Prompt =
Transcribe all the entries word for word, but omit the images.

Extracted records
begin

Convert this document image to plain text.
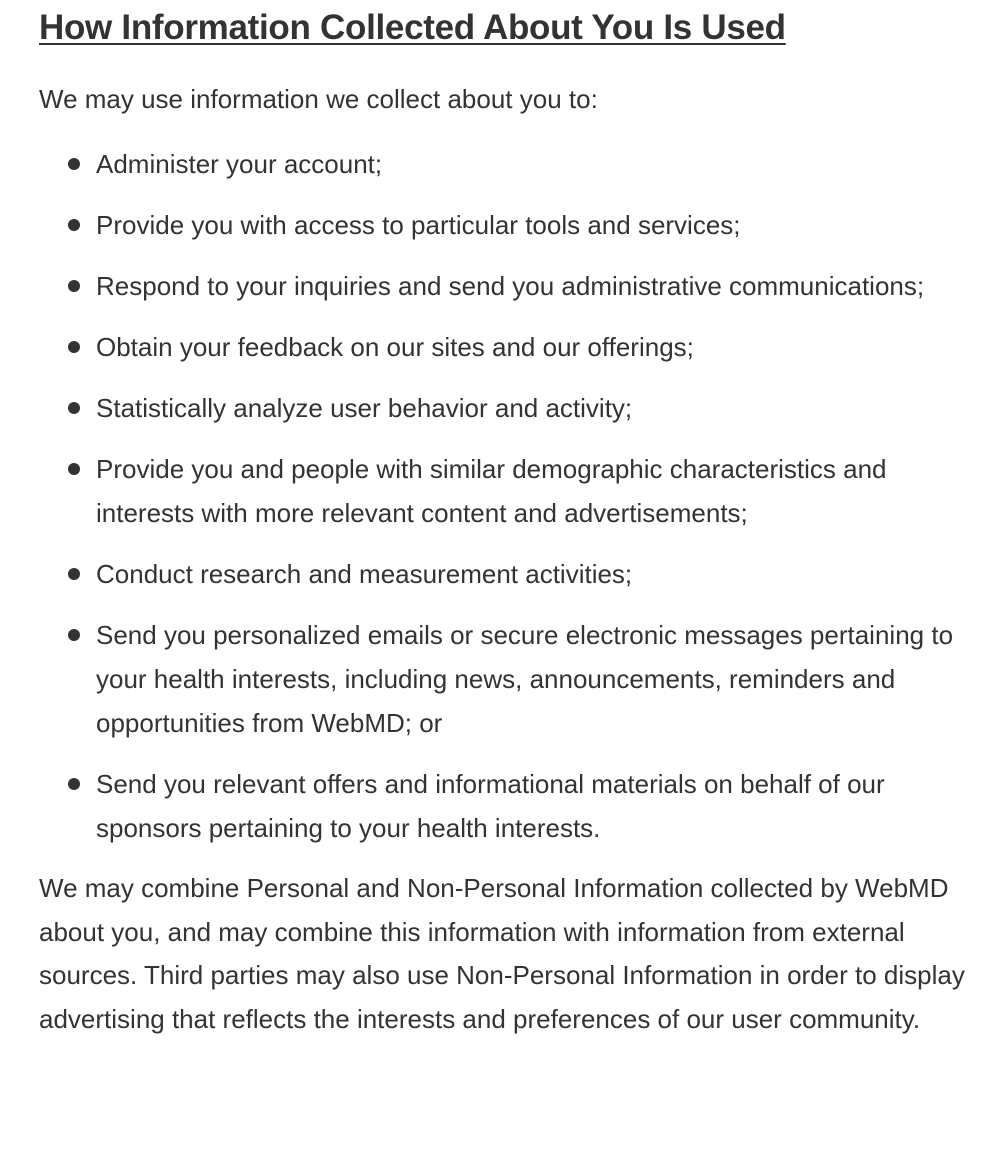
How Information Collected About You Is Used

We may use information we collect about you to:

Administer your account;
Provide you with access to particular tools and services;
Respond to your inquiries and send you administrative communications;
Obtain your feedback on our sites and our offerings;
Statistically analyze user behavior and activity;
Provide you and people with similar demographic characteristics and interests with more relevant content and advertisements;
Conduct research and measurement activities;
Send you personalized emails or secure electronic messages pertaining to your health interests, including news, announcements, reminders and opportunities from WebMD; or
Send you relevant offers and informational materials on behalf of our sponsors pertaining to your health interests.

We may combine Personal and Non-Personal Information collected by WebMD about you, and may combine this information with information from external sources. Third parties may also use Non-Personal Information in order to display advertising that reflects the interests and preferences of our user community.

end

Task answer =
Convert this document image to plain text.
How Information Collected About You Is Used

We may use information we collect about you to:

Administer your account;
Provide you with access to particular tools and services;
Respond to your inquiries and send you administrative communications;
Obtain your feedback on our sites and our offerings;
Statistically analyze user behavior and activity;
Provide you and people with similar demographic characteristics and interests with more relevant content and advertisements;
Conduct research and measurement activities;
Send you personalized emails or secure electronic messages pertaining to your health interests, including news, announcements, reminders and opportunities from WebMD; or
Send you relevant offers and informational materials on behalf of our sponsors pertaining to your health interests.

We may combine Personal and Non-Personal Information collected by WebMD about you, and may combine this information with information from external sources. Third parties may also use Non-Personal Information in order to display advertising that reflects the interests and preferences of our user community.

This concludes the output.